__Stated task__:
Scan the data for "Please" and copy the lines it appears in.

======

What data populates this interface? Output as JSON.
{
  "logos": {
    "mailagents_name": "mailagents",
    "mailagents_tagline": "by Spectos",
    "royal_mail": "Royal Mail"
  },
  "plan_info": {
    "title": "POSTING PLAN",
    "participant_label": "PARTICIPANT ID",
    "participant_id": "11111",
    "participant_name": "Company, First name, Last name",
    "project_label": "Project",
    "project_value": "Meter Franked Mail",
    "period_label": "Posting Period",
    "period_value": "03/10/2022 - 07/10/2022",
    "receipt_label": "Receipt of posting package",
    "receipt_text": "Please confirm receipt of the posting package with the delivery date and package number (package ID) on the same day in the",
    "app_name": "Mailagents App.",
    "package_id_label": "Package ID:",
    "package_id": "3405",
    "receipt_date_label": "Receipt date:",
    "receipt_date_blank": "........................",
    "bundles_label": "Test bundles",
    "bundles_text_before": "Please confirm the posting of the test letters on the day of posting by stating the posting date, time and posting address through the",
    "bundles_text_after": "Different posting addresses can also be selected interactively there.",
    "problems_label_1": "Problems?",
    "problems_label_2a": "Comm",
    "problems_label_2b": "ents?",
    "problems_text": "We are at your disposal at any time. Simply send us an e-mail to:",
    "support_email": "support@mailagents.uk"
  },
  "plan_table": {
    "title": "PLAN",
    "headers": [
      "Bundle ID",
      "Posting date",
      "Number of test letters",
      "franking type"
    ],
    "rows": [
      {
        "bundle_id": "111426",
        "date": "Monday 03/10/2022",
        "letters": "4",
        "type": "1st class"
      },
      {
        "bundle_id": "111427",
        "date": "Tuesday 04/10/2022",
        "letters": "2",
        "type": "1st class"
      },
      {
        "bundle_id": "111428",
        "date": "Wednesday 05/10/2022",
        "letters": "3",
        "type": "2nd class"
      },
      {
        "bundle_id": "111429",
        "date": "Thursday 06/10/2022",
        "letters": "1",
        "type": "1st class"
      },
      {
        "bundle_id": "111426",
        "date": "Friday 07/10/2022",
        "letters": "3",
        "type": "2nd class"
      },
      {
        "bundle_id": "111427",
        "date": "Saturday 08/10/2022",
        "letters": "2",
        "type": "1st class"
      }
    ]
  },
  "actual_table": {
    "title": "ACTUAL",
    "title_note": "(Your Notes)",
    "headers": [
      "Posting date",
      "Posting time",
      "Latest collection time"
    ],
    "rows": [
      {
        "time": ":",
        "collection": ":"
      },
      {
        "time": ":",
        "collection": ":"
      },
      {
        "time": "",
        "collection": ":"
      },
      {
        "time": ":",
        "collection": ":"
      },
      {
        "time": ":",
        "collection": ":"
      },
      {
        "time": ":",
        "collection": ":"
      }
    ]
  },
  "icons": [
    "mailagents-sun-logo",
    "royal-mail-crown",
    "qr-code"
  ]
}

======

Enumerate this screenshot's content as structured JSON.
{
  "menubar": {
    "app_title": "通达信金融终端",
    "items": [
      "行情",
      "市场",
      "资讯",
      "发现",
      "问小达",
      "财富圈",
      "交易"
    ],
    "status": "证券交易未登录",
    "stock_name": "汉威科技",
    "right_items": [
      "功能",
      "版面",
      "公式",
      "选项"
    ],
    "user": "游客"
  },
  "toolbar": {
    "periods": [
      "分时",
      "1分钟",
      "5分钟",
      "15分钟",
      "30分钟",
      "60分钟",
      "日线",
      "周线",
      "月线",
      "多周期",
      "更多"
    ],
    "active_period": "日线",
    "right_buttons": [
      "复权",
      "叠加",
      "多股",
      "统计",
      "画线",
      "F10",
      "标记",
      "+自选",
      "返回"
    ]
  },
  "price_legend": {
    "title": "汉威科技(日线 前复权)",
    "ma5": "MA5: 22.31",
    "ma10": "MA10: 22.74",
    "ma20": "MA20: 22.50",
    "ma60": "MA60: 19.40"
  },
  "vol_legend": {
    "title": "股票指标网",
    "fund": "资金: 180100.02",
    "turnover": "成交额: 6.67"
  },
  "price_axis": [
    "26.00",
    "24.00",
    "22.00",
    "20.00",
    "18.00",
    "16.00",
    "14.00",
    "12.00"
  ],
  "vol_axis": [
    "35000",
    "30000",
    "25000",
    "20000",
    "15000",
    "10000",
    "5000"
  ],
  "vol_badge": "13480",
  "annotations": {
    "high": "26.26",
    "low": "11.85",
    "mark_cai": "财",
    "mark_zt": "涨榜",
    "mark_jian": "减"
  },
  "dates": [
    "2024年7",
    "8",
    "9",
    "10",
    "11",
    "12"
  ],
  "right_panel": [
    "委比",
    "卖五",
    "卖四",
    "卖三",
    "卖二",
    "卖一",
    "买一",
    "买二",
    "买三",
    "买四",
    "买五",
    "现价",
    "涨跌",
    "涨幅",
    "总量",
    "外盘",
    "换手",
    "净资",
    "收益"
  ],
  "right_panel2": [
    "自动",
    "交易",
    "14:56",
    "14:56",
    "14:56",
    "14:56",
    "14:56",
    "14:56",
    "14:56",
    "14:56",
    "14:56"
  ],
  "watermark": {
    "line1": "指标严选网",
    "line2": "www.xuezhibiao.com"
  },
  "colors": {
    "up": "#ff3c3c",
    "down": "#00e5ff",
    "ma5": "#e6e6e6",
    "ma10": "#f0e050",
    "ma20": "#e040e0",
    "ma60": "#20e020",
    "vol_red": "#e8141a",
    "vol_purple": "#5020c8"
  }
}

======

__The answer__:
    "receipt_text": "Please confirm receipt of the posting package with the delivery date and package number (package ID) on the same day in the",
    "bundles_text_before": "Please confirm the posting of the test letters on the day of posting by stating the posting date, time and posting address through the",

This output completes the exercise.